▶ **Do this**: Make an exact copy of the lines below.

=== Entries shown ===

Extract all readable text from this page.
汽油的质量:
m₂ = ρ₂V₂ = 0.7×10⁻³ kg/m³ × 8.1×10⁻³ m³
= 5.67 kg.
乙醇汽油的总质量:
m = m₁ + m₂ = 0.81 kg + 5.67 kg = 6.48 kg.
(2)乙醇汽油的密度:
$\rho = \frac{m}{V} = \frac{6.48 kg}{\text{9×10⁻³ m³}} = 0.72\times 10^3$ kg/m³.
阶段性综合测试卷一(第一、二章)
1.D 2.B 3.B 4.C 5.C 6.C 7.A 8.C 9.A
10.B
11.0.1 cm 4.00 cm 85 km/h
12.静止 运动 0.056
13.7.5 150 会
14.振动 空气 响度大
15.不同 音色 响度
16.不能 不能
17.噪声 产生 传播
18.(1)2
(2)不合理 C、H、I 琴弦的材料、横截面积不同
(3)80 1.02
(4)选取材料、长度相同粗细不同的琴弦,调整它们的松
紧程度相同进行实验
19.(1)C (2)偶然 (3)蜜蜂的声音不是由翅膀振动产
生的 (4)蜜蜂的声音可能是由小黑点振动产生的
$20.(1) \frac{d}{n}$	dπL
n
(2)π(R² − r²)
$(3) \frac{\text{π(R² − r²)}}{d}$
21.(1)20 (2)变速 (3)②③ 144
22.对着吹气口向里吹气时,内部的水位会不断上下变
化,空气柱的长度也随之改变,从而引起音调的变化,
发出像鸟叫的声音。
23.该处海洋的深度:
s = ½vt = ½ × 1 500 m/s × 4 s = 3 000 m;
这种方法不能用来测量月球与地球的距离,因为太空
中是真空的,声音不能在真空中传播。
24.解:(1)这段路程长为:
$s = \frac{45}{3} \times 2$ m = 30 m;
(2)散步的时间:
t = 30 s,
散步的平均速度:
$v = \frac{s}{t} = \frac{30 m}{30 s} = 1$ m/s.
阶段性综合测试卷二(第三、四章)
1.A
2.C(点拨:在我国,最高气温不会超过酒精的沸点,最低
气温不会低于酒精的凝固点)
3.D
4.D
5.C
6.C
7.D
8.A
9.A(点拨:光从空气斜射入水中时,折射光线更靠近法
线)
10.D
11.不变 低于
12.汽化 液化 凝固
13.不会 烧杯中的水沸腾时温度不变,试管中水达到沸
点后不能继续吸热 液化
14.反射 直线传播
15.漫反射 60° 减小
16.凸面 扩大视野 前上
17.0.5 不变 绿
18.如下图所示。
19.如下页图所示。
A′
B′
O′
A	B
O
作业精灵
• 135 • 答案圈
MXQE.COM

===

▶ **Answer to the task**:
Extract all readable text from this page.
汽油的质量:
m₂ = ρ₂V₂ = 0.7×10⁻³ kg/m³ × 8.1×10⁻³ m³
= 5.67 kg.
乙醇汽油的总质量:
m = m₁ + m₂ = 0.81 kg + 5.67 kg = 6.48 kg.
(2)乙醇汽油的密度:
$\rho = \frac{m}{V} = \frac{6.48 kg}{\text{9×10⁻³ m³}} = 0.72\times 10^3$ kg/m³.
阶段性综合测试卷一(第一、二章)
1.D 2.B 3.B 4.C 5.C 6.C 7.A 8.C 9.A
10.B
11.0.1 cm 4.00 cm 85 km/h
12.静止 运动 0.056
13.7.5 150 会
14.振动 空气 响度大
15.不同 音色 响度
16.不能 不能
17.噪声 产生 传播
18.(1)2
(2)不合理 C、H、I 琴弦的材料、横截面积不同
(3)80 1.02
(4)选取材料、长度相同粗细不同的琴弦,调整它们的松
紧程度相同进行实验
19.(1)C (2)偶然 (3)蜜蜂的声音不是由翅膀振动产
生的 (4)蜜蜂的声音可能是由小黑点振动产生的
$20.(1) \frac{d}{n}$	dπL
n
(2)π(R² − r²)
$(3) \frac{\text{π(R² − r²)}}{d}$
21.(1)20 (2)变速 (3)②③ 144
22.对着吹气口向里吹气时,内部的水位会不断上下变
化,空气柱的长度也随之改变,从而引起音调的变化,
发出像鸟叫的声音。
23.该处海洋的深度:
s = ½vt = ½ × 1 500 m/s × 4 s = 3 000 m;
这种方法不能用来测量月球与地球的距离,因为太空
中是真空的,声音不能在真空中传播。
24.解:(1)这段路程长为:
$s = \frac{45}{3} \times 2$ m = 30 m;
(2)散步的时间:
t = 30 s,
散步的平均速度:
$v = \frac{s}{t} = \frac{30 m}{30 s} = 1$ m/s.
阶段性综合测试卷二(第三、四章)
1.A
2.C(点拨:在我国,最高气温不会超过酒精的沸点,最低
气温不会低于酒精的凝固点)
3.D
4.D
5.C
6.C
7.D
8.A
9.A(点拨:光从空气斜射入水中时,折射光线更靠近法
线)
10.D
11.不变 低于
12.汽化 液化 凝固
13.不会 烧杯中的水沸腾时温度不变,试管中水达到沸
点后不能继续吸热 液化
14.反射 直线传播
15.漫反射 60° 减小
16.凸面 扩大视野 前上
17.0.5 不变 绿
18.如下图所示。
19.如下页图所示。
A′
B′
O′
A	B
O
作业精灵
• 135 • 答案圈
MXQE.COM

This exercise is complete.